:: OBJECTIVE ::
Pull out every line in the items below that contains the word "steering", and copy each of those lines in full.
+-------+
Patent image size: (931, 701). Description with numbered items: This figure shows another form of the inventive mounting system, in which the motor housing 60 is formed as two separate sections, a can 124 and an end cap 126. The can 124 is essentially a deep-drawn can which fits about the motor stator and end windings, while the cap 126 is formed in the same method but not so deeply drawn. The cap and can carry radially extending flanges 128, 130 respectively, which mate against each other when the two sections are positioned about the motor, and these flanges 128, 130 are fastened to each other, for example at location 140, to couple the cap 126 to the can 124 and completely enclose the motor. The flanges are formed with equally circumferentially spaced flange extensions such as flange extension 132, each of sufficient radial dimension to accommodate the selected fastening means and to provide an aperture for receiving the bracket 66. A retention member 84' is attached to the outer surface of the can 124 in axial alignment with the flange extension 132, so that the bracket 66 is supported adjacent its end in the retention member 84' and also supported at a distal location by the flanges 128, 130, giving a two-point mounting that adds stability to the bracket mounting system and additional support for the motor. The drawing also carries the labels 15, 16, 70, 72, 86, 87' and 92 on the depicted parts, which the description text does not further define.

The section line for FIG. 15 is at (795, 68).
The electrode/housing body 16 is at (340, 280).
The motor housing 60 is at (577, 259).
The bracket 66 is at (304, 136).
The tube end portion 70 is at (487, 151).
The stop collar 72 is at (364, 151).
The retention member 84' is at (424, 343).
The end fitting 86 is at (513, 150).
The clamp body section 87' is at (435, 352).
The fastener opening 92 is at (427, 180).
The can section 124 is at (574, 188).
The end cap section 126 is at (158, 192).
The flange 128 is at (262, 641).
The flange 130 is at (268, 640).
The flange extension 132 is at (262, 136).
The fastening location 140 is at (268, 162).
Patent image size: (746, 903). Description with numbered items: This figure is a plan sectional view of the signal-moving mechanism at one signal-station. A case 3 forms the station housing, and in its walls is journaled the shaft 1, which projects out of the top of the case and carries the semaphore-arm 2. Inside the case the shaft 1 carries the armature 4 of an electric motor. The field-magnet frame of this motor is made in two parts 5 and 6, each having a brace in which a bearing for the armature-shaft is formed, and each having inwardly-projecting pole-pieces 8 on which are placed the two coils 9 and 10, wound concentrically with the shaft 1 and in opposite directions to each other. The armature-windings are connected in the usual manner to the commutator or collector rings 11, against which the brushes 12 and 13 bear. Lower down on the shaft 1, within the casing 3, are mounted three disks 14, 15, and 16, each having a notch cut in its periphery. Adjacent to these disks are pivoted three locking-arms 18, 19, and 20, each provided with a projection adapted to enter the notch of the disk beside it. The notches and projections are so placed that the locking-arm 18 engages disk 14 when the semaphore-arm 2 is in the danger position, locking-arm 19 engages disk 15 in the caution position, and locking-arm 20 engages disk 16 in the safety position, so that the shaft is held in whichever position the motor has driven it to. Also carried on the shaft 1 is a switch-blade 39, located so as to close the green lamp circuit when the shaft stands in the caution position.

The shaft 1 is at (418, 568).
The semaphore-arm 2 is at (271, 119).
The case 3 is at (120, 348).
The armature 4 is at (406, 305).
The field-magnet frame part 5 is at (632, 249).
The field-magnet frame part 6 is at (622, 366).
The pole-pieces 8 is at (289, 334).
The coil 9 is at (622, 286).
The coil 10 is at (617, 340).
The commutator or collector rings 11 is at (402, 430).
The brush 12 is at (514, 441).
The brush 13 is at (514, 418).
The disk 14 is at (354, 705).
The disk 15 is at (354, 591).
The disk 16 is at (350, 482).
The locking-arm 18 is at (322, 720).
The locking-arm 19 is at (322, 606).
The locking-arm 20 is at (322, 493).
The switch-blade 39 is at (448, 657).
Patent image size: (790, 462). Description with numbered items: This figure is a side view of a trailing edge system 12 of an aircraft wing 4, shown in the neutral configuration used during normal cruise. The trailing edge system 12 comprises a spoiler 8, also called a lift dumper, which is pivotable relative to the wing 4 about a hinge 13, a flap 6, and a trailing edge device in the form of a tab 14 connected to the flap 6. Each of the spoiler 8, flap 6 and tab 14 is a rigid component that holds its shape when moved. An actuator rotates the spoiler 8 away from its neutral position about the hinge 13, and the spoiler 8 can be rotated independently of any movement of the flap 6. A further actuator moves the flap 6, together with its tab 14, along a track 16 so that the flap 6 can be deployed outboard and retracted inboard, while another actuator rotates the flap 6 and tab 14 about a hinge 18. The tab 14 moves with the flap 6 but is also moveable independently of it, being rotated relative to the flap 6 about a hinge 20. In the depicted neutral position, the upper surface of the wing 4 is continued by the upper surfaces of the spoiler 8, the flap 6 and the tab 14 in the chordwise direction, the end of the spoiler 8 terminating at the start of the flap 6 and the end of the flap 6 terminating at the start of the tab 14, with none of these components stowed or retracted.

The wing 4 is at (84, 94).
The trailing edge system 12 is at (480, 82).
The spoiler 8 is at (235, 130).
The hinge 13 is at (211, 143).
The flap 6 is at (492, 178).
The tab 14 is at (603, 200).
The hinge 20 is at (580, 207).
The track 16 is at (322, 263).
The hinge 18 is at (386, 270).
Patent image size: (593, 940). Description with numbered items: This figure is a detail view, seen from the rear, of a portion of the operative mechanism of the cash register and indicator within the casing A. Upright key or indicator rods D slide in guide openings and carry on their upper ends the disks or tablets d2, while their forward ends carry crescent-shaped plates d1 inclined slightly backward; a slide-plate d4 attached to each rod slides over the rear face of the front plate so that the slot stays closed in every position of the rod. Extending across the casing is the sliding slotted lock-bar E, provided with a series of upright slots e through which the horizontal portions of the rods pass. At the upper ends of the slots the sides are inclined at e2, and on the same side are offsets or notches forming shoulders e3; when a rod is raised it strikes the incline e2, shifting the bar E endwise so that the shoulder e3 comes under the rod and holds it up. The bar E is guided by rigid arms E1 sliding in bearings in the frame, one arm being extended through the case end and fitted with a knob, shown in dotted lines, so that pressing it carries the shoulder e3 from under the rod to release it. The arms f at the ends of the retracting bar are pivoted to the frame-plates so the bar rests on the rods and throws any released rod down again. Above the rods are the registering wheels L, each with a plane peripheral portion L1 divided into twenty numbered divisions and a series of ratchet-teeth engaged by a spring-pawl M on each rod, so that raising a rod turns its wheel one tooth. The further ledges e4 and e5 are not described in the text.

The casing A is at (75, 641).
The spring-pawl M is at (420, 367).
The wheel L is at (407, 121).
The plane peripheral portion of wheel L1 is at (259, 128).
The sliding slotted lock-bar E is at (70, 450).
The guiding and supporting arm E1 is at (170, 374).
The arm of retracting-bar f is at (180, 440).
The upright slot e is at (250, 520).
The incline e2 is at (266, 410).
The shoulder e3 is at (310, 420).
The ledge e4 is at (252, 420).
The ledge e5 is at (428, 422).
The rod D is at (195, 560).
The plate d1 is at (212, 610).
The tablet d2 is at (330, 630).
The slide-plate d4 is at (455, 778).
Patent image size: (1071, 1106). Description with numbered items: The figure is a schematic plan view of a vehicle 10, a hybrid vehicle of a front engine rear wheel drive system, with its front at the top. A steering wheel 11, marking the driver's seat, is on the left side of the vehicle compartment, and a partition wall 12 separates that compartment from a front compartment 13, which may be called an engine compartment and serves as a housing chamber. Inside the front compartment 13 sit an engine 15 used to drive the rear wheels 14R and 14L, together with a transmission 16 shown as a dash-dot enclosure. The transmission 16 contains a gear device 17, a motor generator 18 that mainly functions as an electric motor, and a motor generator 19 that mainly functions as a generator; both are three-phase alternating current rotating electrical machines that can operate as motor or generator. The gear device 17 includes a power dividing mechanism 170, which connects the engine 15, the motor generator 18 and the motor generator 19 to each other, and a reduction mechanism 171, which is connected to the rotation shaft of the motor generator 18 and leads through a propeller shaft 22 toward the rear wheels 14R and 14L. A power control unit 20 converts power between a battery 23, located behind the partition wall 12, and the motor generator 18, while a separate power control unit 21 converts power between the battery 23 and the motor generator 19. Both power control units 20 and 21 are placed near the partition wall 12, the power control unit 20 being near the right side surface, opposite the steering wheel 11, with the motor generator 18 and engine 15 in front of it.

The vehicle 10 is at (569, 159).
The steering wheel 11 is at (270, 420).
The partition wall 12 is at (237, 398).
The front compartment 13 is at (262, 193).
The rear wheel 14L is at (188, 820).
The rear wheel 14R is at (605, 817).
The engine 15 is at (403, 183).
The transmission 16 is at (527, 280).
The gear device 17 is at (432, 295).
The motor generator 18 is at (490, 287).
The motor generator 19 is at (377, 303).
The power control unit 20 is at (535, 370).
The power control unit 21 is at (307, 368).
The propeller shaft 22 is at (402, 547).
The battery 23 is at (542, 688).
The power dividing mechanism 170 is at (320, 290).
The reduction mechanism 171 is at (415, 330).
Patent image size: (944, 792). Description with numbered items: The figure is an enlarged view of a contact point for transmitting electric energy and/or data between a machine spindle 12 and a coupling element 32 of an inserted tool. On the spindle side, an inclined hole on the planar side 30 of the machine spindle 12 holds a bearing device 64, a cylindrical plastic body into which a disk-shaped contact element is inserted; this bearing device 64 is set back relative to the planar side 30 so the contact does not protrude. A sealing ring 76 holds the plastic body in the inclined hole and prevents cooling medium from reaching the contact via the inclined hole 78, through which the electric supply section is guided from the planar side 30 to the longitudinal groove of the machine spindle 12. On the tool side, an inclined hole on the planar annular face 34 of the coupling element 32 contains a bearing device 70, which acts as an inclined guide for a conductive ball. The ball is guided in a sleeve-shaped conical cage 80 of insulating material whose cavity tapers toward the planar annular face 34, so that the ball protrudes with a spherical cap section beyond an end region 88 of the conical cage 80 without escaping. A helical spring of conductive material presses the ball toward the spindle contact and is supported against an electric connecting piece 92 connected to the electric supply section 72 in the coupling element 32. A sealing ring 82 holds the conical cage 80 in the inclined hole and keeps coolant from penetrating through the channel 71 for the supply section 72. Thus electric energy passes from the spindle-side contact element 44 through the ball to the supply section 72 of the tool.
+-------+
:: FINISHED TASK ::
Patent image size: (1071, 1106). Description with numbered items: The figure is a schematic plan view of a vehicle 10, a hybrid vehicle of a front engine rear wheel drive system, with its front at the top. A steering wheel 11, marking the driver's seat, is on the left side of the vehicle compartment, and a partition wall 12 separates that compartment from a front compartment 13, which may be called an engine compartment and serves as a housing chamber. Inside the front compartment 13 sit an engine 15 used to drive the rear wheels 14R and 14L, together with a transmission 16 shown as a dash-dot enclosure. The transmission 16 contains a gear device 17, a motor generator 18 that mainly functions as an electric motor, and a motor generator 19 that mainly functions as a generator; both are three-phase alternating current rotating electrical machines that can operate as motor or generator. The gear device 17 includes a power dividing mechanism 170, which connects the engine 15, the motor generator 18 and the motor generator 19 to each other, and a reduction mechanism 171, which is connected to the rotation shaft of the motor generator 18 and leads through a propeller shaft 22 toward the rear wheels 14R and 14L. A power control unit 20 converts power between a battery 23, located behind the partition wall 12, and the motor generator 18, while a separate power control unit 21 converts power between the battery 23 and the motor generator 19. Both power control units 20 and 21 are placed near the partition wall 12, the power control unit 20 being near the right side surface, opposite the steering wheel 11, with the motor generator 18 and engine 15 in front of it.
The steering wheel 11 is at (270, 420).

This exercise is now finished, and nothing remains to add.